**Task goal:**
Only a number is wanted here: the number of lines of the data that include "loosely".

******************************

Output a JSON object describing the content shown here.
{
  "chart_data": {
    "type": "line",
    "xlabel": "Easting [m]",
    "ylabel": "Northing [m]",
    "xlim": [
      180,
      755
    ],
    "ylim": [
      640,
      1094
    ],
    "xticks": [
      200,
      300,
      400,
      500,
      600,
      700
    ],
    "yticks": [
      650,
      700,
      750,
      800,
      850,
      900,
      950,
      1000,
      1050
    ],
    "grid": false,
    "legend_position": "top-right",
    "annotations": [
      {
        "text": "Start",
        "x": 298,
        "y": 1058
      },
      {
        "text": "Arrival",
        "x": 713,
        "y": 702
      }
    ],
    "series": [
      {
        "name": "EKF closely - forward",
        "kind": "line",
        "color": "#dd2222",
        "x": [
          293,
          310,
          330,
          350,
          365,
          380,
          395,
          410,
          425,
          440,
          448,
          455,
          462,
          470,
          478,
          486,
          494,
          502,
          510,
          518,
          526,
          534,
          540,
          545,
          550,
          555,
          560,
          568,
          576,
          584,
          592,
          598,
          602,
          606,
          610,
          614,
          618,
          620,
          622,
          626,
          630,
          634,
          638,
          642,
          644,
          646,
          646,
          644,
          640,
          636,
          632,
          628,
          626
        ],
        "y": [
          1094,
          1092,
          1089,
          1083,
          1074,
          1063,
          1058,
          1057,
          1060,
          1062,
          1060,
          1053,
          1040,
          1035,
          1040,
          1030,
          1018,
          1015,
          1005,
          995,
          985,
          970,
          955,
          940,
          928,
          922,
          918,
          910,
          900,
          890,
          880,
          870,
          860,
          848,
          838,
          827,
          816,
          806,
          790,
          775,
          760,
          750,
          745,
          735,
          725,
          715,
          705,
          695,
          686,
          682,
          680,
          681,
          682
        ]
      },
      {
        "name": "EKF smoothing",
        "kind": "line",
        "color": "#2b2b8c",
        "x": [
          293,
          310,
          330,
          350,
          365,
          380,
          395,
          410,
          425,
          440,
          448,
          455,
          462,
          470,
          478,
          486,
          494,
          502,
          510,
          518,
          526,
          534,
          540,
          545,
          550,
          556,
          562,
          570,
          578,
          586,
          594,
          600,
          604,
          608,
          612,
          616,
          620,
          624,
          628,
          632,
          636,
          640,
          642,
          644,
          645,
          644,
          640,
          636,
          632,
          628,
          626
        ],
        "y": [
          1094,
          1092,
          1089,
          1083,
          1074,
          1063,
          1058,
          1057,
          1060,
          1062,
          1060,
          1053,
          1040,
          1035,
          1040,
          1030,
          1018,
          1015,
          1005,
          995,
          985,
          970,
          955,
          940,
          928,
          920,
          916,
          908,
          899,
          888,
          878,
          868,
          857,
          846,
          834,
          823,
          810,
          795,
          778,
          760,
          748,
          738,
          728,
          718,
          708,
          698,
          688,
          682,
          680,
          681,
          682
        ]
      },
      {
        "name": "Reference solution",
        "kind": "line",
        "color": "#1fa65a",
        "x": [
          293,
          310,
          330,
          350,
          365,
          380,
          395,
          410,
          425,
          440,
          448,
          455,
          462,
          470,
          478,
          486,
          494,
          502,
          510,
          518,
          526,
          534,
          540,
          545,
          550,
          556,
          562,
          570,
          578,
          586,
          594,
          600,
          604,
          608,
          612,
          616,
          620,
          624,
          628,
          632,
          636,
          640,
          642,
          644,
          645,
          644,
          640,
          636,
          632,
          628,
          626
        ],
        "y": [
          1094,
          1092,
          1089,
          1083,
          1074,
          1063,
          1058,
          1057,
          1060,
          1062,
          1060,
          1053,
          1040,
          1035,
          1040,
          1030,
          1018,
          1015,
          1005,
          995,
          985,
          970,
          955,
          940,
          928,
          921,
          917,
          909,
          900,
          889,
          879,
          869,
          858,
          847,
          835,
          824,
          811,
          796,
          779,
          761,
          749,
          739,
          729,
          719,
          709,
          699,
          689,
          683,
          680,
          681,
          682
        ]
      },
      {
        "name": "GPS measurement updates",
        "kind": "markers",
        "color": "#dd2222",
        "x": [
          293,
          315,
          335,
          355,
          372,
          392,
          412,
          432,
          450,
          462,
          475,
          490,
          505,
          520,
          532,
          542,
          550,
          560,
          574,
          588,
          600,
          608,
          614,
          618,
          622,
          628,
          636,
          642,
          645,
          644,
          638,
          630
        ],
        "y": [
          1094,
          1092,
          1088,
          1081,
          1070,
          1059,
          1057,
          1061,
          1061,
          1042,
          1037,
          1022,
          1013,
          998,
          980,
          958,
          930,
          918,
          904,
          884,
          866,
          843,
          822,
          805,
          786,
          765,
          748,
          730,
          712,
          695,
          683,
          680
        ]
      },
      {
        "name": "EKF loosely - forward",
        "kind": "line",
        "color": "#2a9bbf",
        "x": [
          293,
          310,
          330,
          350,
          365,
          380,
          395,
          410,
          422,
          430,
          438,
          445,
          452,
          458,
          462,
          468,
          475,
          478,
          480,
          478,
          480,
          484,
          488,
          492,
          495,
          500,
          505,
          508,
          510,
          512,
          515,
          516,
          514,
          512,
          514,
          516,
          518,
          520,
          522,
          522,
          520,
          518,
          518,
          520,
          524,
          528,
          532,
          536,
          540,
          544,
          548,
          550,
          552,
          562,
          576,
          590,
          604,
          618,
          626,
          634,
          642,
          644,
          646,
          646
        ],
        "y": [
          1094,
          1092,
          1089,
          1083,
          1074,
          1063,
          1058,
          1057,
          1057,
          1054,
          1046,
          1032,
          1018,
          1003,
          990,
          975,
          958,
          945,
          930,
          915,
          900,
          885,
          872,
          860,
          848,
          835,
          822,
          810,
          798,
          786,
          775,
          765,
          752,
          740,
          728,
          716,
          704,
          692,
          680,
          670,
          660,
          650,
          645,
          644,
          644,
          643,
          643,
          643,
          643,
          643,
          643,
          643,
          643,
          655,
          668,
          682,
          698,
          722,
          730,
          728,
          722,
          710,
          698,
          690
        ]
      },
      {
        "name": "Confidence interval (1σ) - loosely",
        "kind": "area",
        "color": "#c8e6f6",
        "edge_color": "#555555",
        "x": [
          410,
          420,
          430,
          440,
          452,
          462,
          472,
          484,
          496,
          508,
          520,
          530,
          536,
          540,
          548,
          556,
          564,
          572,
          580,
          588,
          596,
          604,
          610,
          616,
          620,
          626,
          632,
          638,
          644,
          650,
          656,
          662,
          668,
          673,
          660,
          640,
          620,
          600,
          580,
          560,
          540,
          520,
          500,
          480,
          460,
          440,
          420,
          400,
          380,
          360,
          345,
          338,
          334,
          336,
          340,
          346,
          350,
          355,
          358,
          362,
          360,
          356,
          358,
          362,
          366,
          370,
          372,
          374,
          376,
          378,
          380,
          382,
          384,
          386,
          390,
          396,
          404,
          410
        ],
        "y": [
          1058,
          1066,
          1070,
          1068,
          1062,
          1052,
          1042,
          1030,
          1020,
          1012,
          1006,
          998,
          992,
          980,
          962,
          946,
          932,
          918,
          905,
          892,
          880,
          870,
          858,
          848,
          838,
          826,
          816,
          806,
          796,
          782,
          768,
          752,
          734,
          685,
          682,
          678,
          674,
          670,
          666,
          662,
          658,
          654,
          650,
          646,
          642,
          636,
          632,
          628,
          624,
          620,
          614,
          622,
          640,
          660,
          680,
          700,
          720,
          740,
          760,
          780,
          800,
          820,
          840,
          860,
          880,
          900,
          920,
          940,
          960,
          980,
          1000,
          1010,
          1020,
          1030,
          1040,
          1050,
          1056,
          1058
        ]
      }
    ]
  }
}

******************************

**Answer to the task:**
2